**The data**
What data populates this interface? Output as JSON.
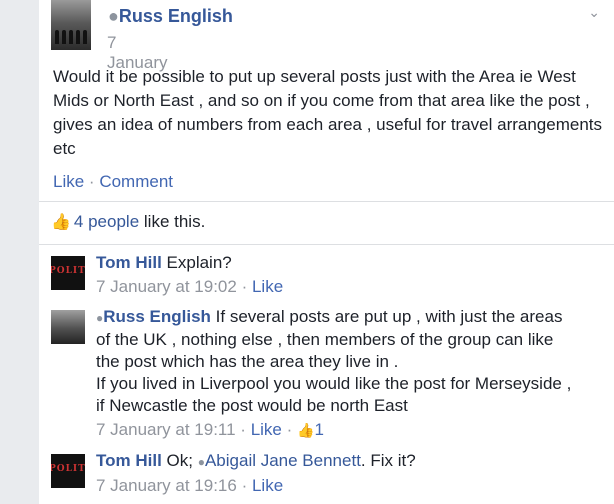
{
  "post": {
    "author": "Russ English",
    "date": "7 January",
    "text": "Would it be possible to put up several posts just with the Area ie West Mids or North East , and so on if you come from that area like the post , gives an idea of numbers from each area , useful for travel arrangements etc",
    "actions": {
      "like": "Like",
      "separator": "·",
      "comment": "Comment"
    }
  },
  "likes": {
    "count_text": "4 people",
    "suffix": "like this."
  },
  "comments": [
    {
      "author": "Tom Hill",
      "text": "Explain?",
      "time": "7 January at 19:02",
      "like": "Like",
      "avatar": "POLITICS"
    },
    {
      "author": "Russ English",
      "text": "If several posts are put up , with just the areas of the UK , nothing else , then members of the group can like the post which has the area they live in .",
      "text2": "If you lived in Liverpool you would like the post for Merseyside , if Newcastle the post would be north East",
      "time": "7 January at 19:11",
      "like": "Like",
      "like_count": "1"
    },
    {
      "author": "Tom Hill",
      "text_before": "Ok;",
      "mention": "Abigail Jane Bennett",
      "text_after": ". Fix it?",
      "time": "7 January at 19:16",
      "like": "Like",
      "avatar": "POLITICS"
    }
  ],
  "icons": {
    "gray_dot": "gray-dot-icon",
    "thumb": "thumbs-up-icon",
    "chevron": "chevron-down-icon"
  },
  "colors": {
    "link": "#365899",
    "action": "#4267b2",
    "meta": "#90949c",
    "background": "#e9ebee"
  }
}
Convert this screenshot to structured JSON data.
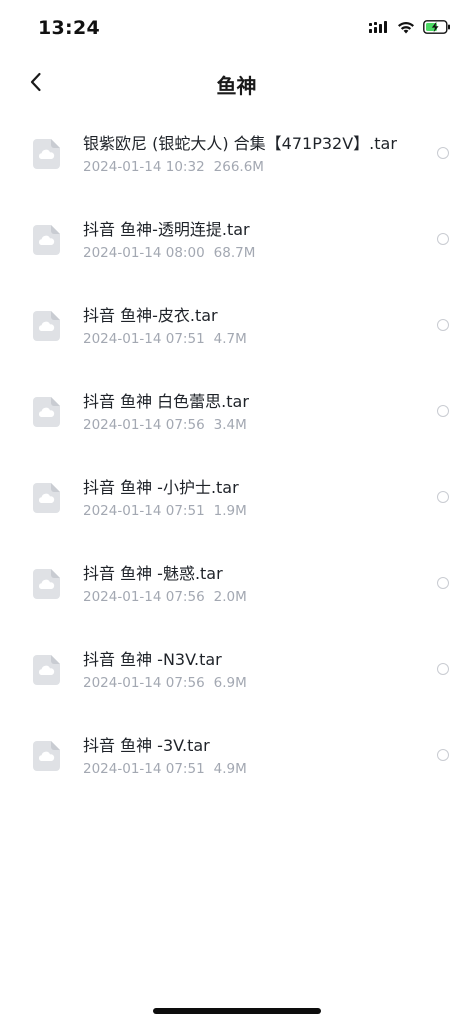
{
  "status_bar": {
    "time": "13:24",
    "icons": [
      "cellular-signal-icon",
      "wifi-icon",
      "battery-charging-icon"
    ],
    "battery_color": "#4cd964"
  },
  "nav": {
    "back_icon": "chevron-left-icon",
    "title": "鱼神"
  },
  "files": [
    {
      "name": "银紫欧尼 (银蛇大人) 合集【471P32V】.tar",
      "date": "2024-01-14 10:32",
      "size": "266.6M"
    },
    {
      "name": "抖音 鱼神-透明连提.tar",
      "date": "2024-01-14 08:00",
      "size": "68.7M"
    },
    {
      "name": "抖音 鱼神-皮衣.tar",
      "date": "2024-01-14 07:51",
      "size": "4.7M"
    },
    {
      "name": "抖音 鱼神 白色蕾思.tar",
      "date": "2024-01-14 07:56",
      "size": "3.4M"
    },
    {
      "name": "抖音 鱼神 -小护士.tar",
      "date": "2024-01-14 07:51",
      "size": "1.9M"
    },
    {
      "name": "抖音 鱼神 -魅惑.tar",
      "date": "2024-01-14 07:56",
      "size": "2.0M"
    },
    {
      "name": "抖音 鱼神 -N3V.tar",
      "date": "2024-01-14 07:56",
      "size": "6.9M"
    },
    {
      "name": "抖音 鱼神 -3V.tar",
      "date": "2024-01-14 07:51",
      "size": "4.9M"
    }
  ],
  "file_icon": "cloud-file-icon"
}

...

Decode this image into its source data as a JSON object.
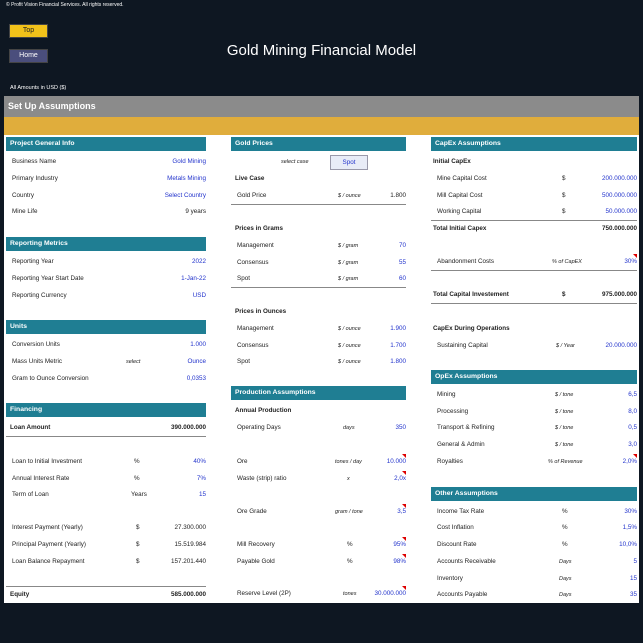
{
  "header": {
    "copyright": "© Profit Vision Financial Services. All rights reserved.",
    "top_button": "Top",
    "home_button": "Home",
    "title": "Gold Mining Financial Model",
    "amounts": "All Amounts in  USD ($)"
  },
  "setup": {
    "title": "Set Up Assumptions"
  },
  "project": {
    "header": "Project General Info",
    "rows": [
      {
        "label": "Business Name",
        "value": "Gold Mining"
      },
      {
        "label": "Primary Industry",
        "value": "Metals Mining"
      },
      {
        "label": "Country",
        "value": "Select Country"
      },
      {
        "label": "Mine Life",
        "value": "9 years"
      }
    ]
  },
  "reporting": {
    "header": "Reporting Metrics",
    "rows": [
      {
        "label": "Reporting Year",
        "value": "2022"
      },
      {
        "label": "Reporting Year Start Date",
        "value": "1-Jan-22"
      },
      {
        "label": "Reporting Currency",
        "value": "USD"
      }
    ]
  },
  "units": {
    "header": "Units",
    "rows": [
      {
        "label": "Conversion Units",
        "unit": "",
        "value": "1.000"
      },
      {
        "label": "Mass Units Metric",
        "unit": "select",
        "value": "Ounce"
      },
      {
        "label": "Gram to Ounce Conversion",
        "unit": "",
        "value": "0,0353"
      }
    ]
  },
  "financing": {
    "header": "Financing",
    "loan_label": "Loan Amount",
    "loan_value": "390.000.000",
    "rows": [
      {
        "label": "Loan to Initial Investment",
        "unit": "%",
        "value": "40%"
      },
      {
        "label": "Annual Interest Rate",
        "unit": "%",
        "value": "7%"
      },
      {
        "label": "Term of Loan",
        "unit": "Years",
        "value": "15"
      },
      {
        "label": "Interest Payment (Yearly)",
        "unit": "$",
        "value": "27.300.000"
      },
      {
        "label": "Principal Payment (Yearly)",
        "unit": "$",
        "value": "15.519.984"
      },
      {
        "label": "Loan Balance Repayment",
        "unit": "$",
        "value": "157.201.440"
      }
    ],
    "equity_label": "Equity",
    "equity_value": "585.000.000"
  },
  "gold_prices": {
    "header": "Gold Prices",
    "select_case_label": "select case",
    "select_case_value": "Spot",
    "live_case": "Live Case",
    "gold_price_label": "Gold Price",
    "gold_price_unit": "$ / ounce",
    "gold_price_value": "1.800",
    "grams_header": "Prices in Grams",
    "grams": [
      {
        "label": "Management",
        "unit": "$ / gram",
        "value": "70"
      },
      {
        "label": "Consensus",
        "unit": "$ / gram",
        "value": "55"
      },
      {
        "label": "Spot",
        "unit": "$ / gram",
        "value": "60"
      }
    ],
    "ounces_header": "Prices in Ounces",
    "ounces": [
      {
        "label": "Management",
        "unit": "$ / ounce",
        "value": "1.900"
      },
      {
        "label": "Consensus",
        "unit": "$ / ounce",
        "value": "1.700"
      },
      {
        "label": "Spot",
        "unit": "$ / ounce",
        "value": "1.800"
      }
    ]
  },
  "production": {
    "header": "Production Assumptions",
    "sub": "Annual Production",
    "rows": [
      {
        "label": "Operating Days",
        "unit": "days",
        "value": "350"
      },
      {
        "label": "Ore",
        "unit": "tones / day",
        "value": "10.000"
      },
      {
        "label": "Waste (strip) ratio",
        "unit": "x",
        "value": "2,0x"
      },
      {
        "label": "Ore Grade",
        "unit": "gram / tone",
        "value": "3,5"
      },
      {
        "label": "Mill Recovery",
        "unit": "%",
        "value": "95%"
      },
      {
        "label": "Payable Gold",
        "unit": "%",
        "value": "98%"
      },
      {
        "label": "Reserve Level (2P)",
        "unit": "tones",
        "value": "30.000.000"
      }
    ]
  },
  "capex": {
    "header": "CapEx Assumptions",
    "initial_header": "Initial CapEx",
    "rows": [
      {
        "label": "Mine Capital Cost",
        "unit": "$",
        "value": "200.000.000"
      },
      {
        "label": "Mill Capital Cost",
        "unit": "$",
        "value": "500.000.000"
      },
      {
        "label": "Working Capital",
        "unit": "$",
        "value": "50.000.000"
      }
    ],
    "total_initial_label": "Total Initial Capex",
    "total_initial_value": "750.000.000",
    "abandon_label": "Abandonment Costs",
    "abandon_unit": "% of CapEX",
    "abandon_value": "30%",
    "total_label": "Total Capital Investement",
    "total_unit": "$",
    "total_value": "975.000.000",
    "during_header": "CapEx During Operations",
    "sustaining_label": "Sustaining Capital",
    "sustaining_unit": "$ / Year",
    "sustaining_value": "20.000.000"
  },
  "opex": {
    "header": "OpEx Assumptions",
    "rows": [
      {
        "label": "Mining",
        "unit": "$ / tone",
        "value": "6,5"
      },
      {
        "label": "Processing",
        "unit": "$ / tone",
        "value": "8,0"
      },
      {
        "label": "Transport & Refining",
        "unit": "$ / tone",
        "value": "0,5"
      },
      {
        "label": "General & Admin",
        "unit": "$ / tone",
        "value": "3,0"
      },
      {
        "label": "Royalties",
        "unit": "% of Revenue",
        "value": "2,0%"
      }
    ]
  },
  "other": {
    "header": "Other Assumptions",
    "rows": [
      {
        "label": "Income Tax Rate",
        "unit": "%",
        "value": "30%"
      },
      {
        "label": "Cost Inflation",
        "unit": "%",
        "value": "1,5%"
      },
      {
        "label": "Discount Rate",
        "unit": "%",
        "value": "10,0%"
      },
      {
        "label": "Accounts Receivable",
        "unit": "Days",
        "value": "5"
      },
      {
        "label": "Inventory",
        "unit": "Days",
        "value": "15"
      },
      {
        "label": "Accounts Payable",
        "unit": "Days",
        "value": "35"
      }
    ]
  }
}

**Written problem**
Gather all lines of the records that include the word "Accounts".

**Exercise result**
        "label": "Accounts Receivable",
        "label": "Accounts Payable",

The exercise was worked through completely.